Data extract:
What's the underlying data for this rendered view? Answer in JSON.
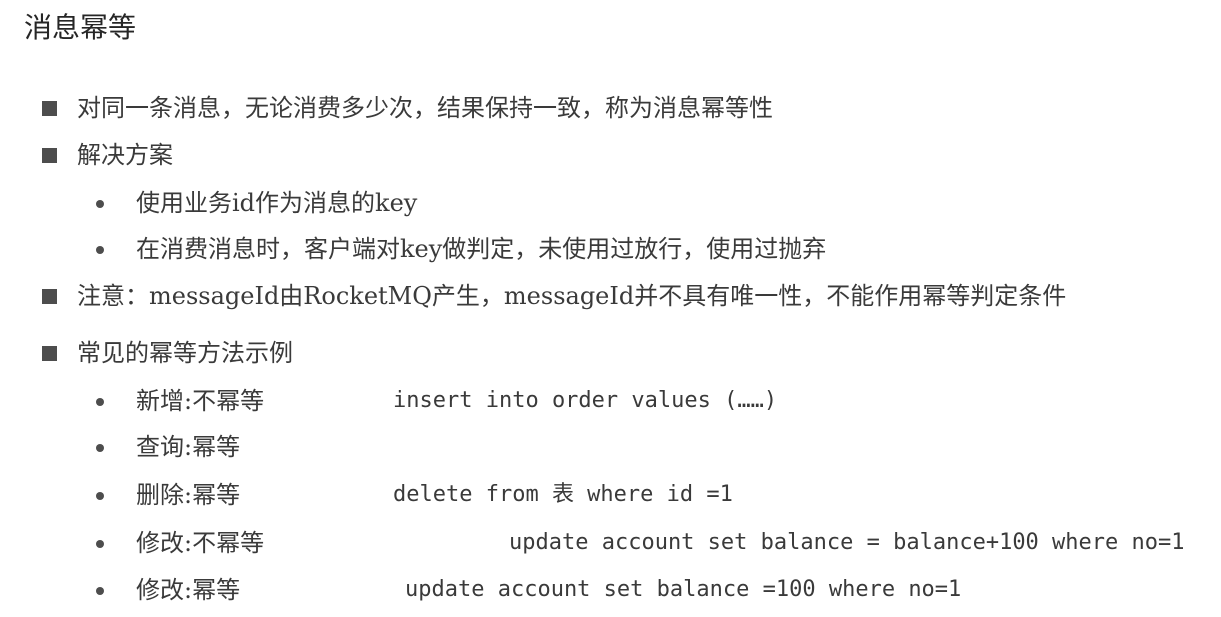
{
  "title": "消息幂等",
  "b1": "对同一条消息，无论消费多少次，结果保持一致，称为消息幂等性",
  "b2": "解决方案",
  "b2_sub1": "使用业务id作为消息的key",
  "b2_sub2": "在消费消息时，客户端对key做判定，未使用过放行，使用过抛弃",
  "b3": "注意：messageId由RocketMQ产生，messageId并不具有唯一性，不能作用幂等判定条件",
  "b4": "常见的幂等方法示例",
  "examples": [
    {
      "label": "新增:不幂等",
      "code": "insert into order values (……)"
    },
    {
      "label": "查询:幂等",
      "code": ""
    },
    {
      "label": "删除:幂等",
      "code": "delete from 表 where id =1"
    },
    {
      "label": "修改:不幂等",
      "code": "update account set balance = balance+100 where no=1"
    },
    {
      "label": "修改:幂等",
      "code": "update account set balance =100 where no=1"
    }
  ]
}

Task to carry out: Return each line that includes "code".

Task solution:
      "code": "insert into order values (……)"
      "code": ""
      "code": "delete from 表 where id =1"
      "code": "update account set balance = balance+100 where no=1"
      "code": "update account set balance =100 where no=1"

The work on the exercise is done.